* Required work:
Please copy every line of the records below that holds the word "JSON".

Figure collection entries:
** BEGIN **

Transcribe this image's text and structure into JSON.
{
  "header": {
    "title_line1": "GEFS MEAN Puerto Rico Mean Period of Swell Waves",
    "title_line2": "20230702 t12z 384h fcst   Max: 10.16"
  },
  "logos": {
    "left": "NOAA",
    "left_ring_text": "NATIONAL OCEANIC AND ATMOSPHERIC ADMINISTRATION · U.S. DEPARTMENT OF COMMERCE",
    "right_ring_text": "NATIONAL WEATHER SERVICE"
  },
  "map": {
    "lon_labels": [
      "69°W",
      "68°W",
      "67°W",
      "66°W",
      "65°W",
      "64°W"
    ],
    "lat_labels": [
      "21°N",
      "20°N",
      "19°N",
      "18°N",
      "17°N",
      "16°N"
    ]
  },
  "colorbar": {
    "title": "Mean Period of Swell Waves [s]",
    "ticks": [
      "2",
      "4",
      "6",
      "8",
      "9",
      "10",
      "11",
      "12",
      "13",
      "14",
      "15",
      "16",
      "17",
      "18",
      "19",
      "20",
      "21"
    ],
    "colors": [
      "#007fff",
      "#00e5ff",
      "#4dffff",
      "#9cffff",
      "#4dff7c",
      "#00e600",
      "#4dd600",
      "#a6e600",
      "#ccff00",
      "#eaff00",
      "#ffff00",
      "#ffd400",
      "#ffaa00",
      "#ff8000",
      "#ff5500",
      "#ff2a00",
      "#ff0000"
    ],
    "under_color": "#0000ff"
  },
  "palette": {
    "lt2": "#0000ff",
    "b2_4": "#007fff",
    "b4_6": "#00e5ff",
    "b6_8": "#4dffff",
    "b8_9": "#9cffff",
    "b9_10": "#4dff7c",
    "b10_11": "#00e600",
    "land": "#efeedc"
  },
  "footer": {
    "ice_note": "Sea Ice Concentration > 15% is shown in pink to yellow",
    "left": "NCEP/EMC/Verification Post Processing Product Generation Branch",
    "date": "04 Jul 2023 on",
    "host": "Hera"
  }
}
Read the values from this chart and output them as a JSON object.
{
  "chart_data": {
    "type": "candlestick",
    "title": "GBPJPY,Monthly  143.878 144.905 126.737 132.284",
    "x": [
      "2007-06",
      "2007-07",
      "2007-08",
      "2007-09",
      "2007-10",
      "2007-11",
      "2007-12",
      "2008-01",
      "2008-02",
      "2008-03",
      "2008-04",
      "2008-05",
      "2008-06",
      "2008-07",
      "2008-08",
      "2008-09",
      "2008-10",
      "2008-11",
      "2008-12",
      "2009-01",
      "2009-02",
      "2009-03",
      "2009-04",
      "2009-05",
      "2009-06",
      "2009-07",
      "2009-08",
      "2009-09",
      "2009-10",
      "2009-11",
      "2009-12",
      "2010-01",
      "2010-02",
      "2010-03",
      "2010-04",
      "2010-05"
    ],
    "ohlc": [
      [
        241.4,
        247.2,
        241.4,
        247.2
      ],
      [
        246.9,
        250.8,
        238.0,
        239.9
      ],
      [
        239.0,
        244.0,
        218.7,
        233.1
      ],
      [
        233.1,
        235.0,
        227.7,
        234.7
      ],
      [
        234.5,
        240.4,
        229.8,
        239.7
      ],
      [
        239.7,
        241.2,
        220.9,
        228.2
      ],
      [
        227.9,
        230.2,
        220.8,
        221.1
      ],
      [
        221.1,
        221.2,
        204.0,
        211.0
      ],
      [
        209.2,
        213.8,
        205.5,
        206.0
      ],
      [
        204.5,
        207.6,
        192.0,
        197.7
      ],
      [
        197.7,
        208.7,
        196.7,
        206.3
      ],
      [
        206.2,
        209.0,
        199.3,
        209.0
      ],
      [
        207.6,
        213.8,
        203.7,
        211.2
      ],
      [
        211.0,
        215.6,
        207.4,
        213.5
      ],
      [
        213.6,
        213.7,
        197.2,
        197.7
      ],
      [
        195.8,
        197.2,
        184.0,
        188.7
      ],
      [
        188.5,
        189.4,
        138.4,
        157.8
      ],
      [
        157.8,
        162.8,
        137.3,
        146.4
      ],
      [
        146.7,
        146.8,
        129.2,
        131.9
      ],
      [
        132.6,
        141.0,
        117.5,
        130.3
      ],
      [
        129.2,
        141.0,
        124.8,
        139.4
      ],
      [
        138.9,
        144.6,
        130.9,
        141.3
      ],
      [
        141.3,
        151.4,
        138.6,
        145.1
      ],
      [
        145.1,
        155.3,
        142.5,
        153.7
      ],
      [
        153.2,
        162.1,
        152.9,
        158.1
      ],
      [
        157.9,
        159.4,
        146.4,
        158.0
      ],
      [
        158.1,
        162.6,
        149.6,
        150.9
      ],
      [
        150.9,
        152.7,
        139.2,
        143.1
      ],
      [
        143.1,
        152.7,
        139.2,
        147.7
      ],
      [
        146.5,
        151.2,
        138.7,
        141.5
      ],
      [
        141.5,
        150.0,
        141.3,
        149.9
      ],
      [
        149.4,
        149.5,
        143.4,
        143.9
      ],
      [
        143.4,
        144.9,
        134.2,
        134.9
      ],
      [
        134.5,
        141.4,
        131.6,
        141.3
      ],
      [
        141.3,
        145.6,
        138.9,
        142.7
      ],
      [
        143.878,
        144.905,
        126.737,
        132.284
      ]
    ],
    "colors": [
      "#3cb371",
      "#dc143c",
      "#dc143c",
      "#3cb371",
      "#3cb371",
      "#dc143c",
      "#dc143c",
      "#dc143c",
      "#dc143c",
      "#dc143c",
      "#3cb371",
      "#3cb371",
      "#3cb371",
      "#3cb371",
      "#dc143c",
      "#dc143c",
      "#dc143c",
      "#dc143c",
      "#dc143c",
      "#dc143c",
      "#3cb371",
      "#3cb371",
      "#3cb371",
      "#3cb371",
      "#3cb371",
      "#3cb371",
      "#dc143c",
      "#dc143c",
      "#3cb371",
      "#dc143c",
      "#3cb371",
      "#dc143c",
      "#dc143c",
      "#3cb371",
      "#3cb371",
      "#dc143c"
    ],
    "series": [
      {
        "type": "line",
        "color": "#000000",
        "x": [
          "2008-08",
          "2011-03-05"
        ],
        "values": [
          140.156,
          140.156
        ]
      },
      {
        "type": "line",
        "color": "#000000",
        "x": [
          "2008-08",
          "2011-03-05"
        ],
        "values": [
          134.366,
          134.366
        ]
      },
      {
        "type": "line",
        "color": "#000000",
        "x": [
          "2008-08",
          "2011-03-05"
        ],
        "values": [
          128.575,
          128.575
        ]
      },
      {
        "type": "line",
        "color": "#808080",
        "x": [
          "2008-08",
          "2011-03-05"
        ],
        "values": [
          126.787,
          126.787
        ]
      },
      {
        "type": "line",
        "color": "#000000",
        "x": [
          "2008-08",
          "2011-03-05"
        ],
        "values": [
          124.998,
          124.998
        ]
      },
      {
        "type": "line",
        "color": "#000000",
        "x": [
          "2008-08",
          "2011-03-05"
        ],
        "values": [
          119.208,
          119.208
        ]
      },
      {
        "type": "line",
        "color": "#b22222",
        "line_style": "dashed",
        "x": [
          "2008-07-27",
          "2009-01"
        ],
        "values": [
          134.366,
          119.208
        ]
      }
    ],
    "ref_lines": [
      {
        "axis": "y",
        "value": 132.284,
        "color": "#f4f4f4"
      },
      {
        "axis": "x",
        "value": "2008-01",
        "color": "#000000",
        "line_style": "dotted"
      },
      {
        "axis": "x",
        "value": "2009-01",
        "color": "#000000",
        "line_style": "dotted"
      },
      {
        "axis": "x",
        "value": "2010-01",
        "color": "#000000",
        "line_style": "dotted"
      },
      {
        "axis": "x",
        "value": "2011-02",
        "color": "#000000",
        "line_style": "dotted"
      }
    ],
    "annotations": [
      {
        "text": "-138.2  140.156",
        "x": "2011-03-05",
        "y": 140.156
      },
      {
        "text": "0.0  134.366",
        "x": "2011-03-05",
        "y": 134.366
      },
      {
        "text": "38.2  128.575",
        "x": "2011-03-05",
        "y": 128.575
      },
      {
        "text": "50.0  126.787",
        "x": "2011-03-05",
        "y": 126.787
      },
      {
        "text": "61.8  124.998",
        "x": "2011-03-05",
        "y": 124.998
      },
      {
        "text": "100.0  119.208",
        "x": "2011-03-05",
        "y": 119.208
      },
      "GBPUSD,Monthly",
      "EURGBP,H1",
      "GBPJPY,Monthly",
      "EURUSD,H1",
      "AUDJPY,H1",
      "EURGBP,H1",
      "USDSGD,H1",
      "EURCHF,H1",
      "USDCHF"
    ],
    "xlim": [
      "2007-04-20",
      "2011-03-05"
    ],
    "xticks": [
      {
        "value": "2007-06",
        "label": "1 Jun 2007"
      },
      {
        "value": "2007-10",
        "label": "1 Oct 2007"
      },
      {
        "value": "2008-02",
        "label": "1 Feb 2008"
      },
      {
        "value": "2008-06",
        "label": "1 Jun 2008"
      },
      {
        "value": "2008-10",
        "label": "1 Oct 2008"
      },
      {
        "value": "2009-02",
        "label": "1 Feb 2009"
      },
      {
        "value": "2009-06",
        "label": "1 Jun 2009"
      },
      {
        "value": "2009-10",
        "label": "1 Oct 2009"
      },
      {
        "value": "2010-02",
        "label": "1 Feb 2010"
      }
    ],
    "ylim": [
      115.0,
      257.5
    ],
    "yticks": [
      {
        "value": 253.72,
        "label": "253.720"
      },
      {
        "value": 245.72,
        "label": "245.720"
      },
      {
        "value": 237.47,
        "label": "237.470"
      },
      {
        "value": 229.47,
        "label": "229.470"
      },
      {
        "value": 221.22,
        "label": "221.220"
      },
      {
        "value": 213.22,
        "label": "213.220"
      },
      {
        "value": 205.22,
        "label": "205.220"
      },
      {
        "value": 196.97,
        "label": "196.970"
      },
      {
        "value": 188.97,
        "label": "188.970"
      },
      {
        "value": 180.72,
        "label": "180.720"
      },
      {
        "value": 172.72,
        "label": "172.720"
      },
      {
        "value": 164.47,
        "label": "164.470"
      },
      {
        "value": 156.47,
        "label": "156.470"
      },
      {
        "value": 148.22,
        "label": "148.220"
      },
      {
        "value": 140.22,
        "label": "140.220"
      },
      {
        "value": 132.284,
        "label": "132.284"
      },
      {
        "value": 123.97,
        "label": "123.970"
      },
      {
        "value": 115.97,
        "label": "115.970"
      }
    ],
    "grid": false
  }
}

** END **

* Full response:
Transcribe this image's text and structure into JSON.
Read the values from this chart and output them as a JSON object.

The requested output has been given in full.